Directives:
1. In the guest-editor article, who extended the invitation to serve as guest editor of the Illustration Age website?
2. In the guest-editor article, swap "publications" for "periodicals" in the passage starting at "For the week" and ending at "the entire week.".
====== Excerpt ======
My Week as Guest Editor of Illustration Age: A Look at Magazine Editorial Illustration

For the week of April 28-May 2, I was the guest editor of the Illustration Age website, at the kind invitation of Thomas James. The idea behind this special week of Illustration Age was to look at magazines that use illustration as a major component of their design and content. It’s rare these days to find publications that will not only put an illustration on the cover, but also use illustration as a dominant art form inside. Fortunately, there are still some publications that do this, and we highlighted one a day for the entire week.

The five magazines that we picked: Eight by Eight, Anorak, Reader’s Digest, The Baffler, and The New Yorker, represent a wide variety of genres, audiences, formats, and styles of illustration. But for all of them, illustration is an essential part of the visual identity of the magazine, not just a way to decorate or accompany stories, but an integral part of the regular conversation that is carried on with the readers. The editors and art directors of these magazines are passionate supporters of illustration, each with their own unique aesthetic.
====== Supplied records ======
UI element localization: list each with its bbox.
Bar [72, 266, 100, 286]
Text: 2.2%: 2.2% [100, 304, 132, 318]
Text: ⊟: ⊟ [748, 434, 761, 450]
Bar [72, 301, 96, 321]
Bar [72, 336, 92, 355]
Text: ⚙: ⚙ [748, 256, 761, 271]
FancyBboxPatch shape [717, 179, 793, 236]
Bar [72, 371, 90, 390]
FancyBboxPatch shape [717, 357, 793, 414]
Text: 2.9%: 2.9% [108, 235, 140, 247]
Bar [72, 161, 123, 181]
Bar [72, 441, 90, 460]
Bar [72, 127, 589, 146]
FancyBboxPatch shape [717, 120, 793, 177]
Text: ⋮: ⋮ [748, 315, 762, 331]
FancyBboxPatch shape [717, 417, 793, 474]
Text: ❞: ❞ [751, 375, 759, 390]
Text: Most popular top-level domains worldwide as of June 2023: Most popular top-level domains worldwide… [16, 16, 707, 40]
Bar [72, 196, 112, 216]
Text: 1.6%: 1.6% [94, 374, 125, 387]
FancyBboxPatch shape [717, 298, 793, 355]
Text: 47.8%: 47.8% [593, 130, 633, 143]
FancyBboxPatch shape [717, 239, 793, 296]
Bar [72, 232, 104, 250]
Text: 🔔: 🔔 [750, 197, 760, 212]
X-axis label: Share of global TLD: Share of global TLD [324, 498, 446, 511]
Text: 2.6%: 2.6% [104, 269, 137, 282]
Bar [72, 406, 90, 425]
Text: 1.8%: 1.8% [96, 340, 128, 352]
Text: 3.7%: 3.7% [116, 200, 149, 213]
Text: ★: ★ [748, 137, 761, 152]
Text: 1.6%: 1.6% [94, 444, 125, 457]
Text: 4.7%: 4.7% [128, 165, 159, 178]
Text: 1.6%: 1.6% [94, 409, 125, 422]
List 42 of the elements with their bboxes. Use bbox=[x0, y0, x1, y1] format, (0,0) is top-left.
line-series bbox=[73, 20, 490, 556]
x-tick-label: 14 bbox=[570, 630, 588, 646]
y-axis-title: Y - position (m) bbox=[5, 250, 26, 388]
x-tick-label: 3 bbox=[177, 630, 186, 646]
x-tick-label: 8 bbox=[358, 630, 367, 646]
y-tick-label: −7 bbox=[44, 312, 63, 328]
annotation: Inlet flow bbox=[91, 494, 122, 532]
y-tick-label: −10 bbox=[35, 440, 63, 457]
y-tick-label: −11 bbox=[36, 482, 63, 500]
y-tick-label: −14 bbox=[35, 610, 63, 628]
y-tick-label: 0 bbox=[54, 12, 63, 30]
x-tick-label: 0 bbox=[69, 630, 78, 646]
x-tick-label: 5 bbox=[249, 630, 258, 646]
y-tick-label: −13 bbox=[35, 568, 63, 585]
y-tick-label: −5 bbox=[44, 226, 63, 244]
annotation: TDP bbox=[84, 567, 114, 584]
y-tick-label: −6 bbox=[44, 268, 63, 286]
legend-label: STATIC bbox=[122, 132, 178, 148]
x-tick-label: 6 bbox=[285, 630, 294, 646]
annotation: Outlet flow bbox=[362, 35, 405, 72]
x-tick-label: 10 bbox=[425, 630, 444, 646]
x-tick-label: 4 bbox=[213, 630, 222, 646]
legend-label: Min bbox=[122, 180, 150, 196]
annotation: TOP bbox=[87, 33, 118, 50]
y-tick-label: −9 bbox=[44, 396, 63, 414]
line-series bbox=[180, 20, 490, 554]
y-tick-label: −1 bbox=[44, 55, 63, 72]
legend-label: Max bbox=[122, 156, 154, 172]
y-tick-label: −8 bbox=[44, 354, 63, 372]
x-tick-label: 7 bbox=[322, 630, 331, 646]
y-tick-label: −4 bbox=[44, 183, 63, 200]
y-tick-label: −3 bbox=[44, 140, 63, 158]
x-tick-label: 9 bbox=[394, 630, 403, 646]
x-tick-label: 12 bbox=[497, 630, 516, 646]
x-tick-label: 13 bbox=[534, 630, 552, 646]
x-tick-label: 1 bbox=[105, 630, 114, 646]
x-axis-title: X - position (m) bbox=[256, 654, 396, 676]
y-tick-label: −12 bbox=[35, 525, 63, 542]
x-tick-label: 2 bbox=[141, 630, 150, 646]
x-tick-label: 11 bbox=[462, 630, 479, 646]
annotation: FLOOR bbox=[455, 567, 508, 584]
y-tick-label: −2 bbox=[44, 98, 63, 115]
======
Answers for this exercise:
1. Thomas James

2.
For the week of April 28-May 2, I was the guest editor of the Illustration Age website, at the kind invitation of Thomas James. The idea behind this special week of Illustration Age was to look at magazines that use illustration as a major component of their design and content. It’s rare these days to find periodicals that will not only put an illustration on the cover, but also use illustration as a dominant art form inside. Fortunately, there are still some periodicals that do this, and we highlighted one a day for the entire week.